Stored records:
========

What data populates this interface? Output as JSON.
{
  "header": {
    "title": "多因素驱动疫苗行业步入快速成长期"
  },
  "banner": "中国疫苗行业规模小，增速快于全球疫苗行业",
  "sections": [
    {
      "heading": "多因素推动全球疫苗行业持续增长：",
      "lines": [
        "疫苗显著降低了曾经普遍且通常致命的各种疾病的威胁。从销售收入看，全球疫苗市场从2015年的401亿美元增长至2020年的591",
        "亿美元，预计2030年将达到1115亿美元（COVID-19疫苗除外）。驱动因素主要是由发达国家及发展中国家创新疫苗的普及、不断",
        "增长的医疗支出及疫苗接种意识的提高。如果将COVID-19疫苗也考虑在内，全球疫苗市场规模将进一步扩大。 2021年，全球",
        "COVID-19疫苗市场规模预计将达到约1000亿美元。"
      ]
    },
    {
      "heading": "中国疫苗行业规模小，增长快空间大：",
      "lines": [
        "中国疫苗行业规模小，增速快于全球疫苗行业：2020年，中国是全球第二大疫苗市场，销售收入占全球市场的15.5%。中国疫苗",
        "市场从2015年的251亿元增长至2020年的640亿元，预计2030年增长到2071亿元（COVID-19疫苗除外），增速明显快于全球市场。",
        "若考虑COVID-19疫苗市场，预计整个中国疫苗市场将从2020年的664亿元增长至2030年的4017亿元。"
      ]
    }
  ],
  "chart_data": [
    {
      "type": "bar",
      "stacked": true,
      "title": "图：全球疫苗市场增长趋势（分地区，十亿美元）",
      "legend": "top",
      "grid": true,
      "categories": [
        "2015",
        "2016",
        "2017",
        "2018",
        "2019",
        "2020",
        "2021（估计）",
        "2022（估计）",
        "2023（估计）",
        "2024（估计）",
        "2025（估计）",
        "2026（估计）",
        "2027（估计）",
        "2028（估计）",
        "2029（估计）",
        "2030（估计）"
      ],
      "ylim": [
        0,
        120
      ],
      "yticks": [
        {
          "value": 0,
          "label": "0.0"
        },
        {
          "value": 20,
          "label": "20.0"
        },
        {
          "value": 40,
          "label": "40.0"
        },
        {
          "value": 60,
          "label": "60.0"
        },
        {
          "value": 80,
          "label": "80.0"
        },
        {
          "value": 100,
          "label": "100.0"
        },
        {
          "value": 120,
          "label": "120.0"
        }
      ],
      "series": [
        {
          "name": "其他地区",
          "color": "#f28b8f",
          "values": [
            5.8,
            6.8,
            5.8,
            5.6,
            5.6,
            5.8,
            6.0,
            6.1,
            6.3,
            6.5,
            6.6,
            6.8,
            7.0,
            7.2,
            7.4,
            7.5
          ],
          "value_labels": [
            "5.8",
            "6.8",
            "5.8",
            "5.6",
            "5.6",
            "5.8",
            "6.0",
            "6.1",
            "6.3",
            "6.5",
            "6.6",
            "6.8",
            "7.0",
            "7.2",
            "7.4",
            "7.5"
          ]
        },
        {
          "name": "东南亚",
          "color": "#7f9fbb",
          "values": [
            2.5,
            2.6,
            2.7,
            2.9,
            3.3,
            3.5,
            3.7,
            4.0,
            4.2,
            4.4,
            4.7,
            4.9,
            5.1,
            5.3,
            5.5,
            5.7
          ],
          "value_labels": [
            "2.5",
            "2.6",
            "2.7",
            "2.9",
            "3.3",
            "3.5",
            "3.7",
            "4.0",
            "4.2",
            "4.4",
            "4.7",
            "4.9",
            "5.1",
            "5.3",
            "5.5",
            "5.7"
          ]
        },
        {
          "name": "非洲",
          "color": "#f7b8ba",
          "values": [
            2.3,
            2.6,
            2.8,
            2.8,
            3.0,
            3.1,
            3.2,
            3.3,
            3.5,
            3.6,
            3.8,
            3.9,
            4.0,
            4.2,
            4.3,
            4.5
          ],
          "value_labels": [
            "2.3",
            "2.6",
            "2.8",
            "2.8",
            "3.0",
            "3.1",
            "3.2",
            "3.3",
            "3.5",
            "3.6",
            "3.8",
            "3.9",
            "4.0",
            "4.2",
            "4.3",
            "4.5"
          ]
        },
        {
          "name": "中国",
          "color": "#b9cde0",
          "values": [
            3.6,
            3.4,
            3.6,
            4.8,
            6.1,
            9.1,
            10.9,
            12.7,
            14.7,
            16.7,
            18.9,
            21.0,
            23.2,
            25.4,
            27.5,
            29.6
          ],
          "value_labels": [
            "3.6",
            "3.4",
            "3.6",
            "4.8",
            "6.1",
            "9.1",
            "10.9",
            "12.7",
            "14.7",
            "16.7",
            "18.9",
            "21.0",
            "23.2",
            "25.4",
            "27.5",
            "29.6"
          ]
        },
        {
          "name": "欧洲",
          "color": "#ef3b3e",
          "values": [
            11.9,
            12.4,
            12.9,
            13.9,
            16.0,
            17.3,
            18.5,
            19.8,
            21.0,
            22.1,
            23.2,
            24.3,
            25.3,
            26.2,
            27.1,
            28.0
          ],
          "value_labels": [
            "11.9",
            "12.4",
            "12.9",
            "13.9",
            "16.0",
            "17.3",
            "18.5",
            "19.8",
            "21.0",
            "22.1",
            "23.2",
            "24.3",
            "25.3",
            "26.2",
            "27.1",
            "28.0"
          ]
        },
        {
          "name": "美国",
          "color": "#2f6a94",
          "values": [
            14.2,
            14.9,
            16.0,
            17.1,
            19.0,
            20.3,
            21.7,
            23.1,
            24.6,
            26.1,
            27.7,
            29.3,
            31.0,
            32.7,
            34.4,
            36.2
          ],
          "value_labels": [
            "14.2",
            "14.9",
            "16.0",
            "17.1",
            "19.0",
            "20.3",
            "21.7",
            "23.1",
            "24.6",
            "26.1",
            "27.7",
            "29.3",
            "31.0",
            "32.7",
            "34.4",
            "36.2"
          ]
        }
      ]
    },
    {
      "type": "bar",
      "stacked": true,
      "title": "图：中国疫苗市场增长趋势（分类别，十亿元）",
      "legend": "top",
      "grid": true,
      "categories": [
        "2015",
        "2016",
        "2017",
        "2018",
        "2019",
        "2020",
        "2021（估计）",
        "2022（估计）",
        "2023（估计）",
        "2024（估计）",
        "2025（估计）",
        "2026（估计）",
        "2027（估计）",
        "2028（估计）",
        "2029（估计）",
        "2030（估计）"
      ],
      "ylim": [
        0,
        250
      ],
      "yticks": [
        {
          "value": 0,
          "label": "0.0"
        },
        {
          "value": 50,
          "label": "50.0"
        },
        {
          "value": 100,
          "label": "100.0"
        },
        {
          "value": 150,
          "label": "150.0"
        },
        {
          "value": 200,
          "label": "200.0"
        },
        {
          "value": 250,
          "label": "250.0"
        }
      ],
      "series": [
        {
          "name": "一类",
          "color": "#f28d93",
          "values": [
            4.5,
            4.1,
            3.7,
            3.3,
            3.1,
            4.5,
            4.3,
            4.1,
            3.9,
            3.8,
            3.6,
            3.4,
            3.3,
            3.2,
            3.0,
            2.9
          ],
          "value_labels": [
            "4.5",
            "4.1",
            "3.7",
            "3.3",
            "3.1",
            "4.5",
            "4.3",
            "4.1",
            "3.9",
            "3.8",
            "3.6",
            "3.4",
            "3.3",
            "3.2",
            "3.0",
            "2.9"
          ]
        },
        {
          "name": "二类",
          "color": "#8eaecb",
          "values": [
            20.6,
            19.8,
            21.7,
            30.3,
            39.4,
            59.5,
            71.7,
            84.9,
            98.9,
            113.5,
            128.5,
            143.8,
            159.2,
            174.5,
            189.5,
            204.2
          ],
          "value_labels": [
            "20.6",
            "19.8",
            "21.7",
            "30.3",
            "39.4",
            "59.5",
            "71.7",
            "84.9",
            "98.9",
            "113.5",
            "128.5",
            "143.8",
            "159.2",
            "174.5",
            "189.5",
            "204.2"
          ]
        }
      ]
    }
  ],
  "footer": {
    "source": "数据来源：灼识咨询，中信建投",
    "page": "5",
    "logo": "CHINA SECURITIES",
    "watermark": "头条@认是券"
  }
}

========

DIRECTIONS
Pull every line containing "name" out of the data above.

TASK RESPONSE
          "name": "其他地区",
          "name": "东南亚",
          "name": "非洲",
          "name": "中国",
          "name": "欧洲",
          "name": "美国",
          "name": "一类",
          "name": "二类",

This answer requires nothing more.